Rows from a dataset
++++++++++

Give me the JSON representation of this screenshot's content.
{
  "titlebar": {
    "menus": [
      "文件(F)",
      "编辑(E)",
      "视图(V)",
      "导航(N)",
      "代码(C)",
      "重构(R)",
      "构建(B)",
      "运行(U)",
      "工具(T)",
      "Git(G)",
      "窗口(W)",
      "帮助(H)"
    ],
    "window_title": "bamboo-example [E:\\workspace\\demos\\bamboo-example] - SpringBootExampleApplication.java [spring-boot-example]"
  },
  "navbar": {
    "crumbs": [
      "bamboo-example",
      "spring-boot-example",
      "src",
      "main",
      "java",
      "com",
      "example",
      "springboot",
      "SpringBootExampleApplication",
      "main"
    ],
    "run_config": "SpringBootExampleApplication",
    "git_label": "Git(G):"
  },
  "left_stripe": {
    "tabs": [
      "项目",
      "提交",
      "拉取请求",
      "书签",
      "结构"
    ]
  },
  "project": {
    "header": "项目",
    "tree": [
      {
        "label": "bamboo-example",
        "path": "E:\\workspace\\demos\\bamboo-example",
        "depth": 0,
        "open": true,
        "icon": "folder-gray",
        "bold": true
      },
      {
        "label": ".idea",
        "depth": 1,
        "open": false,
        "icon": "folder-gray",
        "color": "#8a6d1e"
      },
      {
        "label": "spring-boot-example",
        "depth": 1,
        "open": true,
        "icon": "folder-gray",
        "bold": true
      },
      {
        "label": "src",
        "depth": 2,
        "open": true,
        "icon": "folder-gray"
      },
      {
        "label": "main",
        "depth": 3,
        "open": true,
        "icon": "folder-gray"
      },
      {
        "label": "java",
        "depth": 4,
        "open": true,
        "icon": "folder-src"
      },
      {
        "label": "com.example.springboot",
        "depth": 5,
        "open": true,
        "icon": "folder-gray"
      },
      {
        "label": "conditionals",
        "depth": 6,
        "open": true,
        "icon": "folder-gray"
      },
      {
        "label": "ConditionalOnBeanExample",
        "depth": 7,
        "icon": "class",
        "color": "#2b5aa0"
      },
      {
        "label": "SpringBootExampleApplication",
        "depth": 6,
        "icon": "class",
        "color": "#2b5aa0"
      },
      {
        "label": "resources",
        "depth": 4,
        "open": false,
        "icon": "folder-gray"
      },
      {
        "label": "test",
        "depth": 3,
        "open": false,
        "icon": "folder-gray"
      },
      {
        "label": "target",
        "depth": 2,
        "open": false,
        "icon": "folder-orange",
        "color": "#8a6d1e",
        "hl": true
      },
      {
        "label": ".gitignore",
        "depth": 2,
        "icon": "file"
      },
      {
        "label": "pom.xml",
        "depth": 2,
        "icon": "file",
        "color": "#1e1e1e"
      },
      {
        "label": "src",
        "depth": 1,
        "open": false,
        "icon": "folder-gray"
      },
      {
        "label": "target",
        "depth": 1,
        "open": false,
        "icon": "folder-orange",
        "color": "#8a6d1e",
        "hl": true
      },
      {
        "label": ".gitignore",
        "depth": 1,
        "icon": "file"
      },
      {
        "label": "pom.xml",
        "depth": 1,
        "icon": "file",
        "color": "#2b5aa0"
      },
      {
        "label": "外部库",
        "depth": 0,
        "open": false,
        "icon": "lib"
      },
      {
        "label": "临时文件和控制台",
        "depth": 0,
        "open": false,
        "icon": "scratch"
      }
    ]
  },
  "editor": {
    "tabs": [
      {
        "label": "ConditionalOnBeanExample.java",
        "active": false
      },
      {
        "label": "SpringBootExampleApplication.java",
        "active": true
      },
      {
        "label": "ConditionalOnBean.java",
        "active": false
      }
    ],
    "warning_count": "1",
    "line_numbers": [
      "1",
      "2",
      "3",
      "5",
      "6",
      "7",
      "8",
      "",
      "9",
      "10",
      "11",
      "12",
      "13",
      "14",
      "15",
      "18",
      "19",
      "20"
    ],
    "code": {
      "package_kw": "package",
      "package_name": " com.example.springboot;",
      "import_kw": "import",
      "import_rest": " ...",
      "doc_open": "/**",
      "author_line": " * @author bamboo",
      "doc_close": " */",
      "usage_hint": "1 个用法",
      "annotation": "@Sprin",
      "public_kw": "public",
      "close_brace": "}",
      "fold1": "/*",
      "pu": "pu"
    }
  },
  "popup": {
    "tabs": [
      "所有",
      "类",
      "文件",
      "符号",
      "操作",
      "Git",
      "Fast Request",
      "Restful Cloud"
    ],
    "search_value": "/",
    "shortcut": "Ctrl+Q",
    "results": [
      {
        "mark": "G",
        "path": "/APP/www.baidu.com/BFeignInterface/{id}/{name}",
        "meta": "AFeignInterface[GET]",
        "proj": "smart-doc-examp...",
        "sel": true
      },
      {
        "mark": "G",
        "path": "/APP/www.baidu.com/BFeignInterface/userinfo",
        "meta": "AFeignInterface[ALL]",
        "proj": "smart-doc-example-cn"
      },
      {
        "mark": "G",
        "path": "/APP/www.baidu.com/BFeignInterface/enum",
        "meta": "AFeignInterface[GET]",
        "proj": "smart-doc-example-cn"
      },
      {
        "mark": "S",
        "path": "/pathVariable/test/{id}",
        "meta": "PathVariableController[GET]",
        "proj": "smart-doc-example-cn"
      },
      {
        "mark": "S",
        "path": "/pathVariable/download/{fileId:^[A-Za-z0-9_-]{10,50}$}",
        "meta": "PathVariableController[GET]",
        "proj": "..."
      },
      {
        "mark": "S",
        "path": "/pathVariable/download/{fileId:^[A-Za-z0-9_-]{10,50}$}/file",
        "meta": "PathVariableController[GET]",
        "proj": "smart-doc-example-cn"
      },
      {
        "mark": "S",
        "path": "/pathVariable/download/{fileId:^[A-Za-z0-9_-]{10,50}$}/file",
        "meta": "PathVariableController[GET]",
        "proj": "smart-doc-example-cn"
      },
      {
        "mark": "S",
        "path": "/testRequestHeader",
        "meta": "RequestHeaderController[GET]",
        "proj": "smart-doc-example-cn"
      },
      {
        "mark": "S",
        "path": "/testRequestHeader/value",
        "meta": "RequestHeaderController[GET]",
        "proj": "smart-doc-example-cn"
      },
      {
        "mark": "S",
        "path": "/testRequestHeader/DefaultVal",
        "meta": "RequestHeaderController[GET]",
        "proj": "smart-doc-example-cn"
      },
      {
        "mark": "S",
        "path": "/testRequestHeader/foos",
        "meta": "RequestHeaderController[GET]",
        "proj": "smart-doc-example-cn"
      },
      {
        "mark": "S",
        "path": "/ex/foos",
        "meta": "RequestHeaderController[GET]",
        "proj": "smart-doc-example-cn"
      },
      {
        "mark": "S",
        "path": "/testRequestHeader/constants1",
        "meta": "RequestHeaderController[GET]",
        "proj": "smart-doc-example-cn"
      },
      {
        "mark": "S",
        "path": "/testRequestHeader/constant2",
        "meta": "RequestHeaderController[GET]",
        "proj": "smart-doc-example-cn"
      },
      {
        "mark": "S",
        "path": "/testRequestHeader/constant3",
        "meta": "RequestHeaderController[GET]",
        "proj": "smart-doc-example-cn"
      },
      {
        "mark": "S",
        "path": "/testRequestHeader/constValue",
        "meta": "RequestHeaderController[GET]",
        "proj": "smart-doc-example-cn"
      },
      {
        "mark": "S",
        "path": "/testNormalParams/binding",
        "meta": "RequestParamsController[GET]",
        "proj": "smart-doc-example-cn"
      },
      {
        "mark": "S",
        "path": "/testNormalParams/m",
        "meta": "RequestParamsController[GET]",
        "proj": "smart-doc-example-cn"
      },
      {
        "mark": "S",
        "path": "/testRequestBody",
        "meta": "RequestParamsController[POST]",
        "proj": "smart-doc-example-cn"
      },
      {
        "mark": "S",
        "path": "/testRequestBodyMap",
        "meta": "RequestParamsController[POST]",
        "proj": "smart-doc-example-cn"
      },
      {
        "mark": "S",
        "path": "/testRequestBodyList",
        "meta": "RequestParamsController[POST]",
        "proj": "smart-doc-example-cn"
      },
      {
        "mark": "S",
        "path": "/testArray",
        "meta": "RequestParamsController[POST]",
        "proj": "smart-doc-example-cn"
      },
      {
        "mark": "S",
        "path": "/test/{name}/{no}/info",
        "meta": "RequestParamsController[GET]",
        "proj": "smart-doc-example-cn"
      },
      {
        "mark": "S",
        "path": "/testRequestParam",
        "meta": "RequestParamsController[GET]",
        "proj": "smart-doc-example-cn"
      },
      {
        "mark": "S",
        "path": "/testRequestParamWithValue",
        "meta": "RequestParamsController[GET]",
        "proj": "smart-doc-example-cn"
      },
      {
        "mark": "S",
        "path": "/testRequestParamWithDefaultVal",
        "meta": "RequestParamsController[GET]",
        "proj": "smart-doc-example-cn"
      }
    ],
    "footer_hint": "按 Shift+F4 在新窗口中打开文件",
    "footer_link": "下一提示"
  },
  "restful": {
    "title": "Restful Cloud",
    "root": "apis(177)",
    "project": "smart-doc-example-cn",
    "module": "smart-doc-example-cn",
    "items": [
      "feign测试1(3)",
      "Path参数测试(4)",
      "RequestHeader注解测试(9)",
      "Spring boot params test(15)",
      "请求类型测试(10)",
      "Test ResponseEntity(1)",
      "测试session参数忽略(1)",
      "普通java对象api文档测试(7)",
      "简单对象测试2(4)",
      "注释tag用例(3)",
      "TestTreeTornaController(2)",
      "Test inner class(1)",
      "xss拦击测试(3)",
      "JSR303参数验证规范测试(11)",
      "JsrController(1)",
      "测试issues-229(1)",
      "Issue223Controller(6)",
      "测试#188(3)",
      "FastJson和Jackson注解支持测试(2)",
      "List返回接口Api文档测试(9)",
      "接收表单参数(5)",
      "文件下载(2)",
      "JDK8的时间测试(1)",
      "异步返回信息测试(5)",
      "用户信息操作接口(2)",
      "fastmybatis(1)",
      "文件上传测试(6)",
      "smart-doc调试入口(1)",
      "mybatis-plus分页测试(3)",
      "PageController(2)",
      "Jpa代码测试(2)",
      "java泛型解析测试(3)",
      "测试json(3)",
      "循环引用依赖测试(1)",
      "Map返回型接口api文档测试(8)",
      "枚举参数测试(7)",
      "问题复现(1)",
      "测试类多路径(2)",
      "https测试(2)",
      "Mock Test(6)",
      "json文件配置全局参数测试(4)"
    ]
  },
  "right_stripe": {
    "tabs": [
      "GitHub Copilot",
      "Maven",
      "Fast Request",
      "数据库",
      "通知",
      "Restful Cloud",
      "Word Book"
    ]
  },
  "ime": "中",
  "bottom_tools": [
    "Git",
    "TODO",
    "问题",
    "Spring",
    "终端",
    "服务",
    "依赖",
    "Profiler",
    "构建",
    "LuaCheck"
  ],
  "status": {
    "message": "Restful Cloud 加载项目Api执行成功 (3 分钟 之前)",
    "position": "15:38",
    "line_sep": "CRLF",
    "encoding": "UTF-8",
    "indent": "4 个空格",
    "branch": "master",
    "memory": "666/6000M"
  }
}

++++++++++

(What the task asks): Filter the entries down to the lines containing "foos". Copy each of those lines.

(Correct output):
        "path": "/testRequestHeader/foos",
        "path": "/ex/foos",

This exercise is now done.